## start Input

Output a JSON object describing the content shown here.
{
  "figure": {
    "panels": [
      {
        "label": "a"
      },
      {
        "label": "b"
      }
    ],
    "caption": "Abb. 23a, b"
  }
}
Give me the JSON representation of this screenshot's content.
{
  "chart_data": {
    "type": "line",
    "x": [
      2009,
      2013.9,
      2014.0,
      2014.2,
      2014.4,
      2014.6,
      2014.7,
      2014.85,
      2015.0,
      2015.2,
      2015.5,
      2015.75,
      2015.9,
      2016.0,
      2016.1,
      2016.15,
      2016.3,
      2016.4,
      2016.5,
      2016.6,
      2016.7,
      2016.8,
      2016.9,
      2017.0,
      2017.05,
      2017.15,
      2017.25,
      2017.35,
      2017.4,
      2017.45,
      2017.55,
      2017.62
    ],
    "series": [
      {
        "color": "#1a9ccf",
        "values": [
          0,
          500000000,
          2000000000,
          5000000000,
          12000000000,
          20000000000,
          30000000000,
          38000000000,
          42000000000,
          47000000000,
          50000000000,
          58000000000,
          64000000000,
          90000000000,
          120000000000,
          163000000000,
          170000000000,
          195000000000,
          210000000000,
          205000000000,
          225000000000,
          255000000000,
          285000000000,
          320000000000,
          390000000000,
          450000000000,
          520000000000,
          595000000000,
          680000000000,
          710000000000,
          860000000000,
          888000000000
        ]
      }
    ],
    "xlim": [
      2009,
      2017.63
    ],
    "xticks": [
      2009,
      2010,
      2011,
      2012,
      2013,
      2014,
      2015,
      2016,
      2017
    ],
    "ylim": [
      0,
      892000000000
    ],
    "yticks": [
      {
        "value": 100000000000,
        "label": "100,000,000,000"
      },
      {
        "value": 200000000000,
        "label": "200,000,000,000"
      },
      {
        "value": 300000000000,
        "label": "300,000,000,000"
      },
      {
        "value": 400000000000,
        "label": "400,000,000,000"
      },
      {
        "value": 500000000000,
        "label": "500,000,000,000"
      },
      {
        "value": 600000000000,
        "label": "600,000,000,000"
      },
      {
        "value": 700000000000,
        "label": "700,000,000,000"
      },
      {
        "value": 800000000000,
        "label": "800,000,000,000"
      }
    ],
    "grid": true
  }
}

## end Input

## Task
Collect every line with the string "JSON" from the records, and copy each.

## Correct result
Output a JSON object describing the content shown here.
Give me the JSON representation of this screenshot's content.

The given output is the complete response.